Source passage –
..........

Backstory: I went to a presentation where the student spend 36K USD on a project which I thought could have been much cheaper. the majority of the funds was spend on the control system to connect a computer to a hydraulic pump. He spend most of his time just getting the the control board drivers to work on the computer. I tried to make a case for PWM control using a power amp and a signal from the audio out to control the pump. I think he took it hard. Now I need to have some sort of proof that using the audio port as an interface is not only viable, but preferable.

Ah so now I get the idea. With this information it is easier to understand your reason for asking how to use audio.

I have no experience of using it myself but if you can generate some sort of FSK tones from the PC at a suitable rate you could send this to a receiver that would decode the FSK. You will need some CRC in there as it will probably be noisy. You don’t want the motor moving to a wrong position.

For industrial control of motors I like to use Variable Speed Drives with build in protocols such as Modbus. They are almost bullet proof and safe. These are not expensive for smaller motors. I did one a few years ago with a 43Kw motor that drive a water pump. The VSD for this was only $4K.

That students $36K would be valid if we knew the size of the motor and the precision of control that was needed.

Sounds like a good concept you have and I hope you can find the solution and prove him wrong.

There are lots of analog communication systems that use nothing but audio tones to send data. Old school analog modems that worked over phone lines are one example, We use a variety of analog communication techniques to send data through the water to/from our oceanographic instruments. If you have a 2 meter cable, it will be much easier as you won’t have to deal with noise issues very much or probably at all. You can certainly do something fancy like FSK and the G120 and G400 are fully capable of doing the processing. The question is what bit rate will you be able to achieve, I would guess that 100s of bits per second might be achievable without too much effort. However, if you’re just trying to prove a point you can do something brutally simple like send a digital message composed of ASCII characters that are of course nothing more than digital ones and zeros. If you really want to use just the audio signals and the speaker output can drive the mic input directly (check the specs) you can do something like the following. On the transmit side, generate a tone burst by calculating a vector of integer values that describe one cycle of a 128 Hz sine wave using the sine function. Use 512 values for the cycle. Now build a longer vector of tone bursts to generate a message packet. Say you want to send an ASCII “A” hex 41 or binary 01000001. Concatenate 20 of your tone bursts to indicate the start of packet. Concatenate 10 zero values to separate the start of text tone from the first data bit. Concatenate 5 tone bursts to signal the MSB value of 1. Concatenate 10 zero values as a separator. Concatenate 10 tone bursts to indicate the next bit which is a zero. 10 zero values as a separator, 10 tone bursts for the next zero and so on until you’ve got all the bits encoded as tone bursts. Now concatenate 30 tone bursts to indicate the end of the packet. Now send the integer values to the speaker, one value every 1/512 of a second. Sample the mic on the receive side at least 1024 times per second. Now you can just count pulses or peaks to a) find the start of text character, b) recreate the ones and zeros until you c) find the end of text tone.

I picked some number like 128 Hz, 512 samples per cycle, 20 tone bursts for the start of text, etc. that seem conservative but you’ll probably have to fiddle with them. You can do the same thing with the ADC and DAC. You can also use the digital IO lines to do exactly the same thing with a 50 cent RS422 line driver and receiver.

It is kind of hard to explain this in a short post, if this sounds at all like what you’re looking for, feel free to ask more question or PM me.

@ Gene - Actually, I do understand.

Is it anywhere close to what you’re trying to accomplish?

..........

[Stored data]
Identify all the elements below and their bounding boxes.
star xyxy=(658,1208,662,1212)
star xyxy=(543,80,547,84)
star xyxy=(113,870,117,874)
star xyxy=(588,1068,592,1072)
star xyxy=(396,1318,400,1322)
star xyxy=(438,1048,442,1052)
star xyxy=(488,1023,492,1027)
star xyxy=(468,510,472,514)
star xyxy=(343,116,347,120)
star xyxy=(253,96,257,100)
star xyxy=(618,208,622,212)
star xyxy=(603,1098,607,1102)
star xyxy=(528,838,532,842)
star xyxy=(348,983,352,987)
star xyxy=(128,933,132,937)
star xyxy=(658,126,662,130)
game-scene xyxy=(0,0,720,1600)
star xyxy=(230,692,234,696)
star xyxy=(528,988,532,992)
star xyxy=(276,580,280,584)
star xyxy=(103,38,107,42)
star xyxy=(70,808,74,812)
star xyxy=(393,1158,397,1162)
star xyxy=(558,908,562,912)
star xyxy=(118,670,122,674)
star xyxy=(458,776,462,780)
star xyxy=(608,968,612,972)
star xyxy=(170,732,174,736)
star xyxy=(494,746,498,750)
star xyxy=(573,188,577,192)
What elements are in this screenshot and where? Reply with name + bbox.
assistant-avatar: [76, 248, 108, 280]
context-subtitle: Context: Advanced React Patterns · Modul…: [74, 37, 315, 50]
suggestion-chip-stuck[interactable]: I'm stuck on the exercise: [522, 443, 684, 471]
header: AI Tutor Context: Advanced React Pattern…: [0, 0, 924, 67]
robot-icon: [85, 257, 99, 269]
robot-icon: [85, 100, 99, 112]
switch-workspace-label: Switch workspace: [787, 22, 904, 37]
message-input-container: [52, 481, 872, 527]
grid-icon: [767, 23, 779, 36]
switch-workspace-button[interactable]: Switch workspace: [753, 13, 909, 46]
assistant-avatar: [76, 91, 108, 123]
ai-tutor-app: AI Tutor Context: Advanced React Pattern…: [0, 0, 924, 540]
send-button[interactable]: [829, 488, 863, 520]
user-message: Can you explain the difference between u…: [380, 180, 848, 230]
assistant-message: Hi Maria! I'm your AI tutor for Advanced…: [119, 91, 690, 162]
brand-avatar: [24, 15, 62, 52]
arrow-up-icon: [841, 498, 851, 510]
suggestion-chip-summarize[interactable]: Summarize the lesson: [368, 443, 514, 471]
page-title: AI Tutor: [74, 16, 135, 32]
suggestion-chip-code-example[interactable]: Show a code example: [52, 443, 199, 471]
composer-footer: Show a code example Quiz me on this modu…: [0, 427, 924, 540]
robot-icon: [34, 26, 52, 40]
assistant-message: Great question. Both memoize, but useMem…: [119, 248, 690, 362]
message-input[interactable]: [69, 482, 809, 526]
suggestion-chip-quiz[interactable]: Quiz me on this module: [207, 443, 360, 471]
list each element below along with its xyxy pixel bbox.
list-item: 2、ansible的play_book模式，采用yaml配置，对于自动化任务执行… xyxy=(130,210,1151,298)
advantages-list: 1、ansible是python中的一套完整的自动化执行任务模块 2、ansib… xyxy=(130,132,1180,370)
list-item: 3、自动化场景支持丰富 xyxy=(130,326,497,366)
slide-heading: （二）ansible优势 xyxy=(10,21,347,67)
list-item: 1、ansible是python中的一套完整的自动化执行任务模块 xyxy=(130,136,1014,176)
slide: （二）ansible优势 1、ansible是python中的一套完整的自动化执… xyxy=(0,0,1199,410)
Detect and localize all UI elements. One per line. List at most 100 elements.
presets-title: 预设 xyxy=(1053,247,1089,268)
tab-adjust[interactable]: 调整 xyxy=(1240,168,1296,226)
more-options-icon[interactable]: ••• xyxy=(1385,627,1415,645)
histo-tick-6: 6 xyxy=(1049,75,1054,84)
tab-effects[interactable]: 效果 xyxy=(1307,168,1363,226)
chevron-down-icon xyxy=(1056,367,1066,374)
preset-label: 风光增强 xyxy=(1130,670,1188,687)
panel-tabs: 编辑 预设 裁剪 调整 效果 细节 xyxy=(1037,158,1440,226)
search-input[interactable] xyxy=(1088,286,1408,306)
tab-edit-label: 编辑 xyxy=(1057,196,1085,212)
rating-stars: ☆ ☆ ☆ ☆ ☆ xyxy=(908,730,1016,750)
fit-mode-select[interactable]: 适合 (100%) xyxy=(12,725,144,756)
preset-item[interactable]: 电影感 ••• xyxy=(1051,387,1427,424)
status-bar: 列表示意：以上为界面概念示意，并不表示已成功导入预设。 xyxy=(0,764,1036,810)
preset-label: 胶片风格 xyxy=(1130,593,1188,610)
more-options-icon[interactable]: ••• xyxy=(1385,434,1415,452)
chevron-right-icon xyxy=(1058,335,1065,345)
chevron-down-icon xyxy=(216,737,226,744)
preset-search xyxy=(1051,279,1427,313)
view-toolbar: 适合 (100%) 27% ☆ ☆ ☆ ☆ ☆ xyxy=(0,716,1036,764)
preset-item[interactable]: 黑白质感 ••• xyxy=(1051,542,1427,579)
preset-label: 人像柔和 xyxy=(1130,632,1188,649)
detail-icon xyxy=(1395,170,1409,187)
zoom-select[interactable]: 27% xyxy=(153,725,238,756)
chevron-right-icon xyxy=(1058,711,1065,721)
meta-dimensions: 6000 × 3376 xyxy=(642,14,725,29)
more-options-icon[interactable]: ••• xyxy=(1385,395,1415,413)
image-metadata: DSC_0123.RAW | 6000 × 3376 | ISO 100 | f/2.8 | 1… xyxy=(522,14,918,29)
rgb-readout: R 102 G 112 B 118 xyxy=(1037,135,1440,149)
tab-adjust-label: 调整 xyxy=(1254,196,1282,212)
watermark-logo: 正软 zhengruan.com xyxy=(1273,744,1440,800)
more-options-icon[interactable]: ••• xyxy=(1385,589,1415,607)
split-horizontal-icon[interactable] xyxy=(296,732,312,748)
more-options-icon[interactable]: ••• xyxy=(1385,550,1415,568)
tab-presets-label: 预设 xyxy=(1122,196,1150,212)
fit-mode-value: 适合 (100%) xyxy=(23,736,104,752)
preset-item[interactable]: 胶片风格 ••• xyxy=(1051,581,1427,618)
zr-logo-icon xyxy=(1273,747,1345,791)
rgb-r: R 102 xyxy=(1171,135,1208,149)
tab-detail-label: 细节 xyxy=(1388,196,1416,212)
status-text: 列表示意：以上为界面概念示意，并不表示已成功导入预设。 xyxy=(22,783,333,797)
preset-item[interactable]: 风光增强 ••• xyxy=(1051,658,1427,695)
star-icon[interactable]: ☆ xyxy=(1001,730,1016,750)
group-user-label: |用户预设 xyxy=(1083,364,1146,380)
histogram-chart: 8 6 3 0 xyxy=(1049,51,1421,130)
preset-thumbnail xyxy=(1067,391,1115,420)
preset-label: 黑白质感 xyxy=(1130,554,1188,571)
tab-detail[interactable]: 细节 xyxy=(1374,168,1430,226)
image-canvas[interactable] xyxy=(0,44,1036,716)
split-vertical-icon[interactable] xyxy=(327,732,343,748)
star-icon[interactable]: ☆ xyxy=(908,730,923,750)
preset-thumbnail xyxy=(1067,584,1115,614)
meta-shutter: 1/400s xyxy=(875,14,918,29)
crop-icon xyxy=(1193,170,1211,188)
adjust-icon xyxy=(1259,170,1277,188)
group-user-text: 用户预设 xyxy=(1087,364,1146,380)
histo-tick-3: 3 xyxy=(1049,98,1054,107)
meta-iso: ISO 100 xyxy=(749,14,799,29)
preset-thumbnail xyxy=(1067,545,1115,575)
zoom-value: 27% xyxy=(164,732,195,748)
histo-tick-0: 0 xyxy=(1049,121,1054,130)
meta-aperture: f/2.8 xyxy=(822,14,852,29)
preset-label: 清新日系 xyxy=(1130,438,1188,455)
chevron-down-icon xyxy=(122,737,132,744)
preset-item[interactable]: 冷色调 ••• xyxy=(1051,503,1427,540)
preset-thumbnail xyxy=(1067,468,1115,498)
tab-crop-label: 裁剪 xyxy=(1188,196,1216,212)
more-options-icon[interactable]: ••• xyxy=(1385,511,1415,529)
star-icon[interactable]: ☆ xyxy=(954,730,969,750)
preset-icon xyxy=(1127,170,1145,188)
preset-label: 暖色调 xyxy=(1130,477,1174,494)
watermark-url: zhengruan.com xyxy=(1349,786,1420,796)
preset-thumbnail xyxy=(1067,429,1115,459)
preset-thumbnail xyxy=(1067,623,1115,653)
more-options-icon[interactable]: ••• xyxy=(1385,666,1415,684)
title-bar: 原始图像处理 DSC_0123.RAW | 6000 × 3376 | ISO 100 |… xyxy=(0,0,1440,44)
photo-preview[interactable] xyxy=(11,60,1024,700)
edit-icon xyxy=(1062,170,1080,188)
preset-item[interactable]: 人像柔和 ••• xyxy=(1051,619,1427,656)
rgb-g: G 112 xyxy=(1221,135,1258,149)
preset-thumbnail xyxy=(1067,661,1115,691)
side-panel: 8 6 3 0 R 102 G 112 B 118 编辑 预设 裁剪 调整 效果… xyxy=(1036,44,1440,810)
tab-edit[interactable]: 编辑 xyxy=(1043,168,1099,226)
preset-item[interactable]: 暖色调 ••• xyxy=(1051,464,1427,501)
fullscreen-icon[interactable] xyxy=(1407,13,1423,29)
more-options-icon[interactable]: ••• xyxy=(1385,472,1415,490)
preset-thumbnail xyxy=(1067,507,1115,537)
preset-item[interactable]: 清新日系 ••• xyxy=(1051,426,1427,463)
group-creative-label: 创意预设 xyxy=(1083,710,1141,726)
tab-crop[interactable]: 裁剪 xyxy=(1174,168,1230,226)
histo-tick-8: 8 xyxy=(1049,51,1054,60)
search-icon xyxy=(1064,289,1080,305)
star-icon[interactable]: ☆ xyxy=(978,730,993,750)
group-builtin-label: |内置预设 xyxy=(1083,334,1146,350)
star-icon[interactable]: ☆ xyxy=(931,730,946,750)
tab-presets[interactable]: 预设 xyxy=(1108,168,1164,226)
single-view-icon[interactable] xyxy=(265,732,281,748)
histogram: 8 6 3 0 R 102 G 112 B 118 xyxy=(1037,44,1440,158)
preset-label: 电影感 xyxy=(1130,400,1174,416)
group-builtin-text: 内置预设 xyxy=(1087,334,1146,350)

..........

Exercise tasks –
**a)** Answer these questions from the discussion about audio-port control:
(i) How much did the student spend on the project?
(ii) What did the VSD for the 43Kw motor that drove a water pump cost?
(iii) What sine-wave frequency is proposed for one cycle of the tone burst?
**b)** Reproduce the part of the discussion about audio-port control that begins at the words "Backstory: I went" and ends after "viable, but preferable.".
None of the entries is needed for the work that is asked.

Solved problems –
**a)**
(i) 36K USD
(ii) $4K
(iii) 128 Hz

**b)**
Backstory: I went to a presentation where the student spend 36K USD on a project which I thought could have been much cheaper. the majority of the funds was spend on the control system to connect a computer to a hydraulic pump. He spend most of his time just getting the the control board drivers to work on the computer. I tried to make a case for PWM control using a power amp and a signal from the audio out to control the pump. I think he took it hard. Now I need to have some sort of proof that using the audio port as an interface is not only viable, but preferable.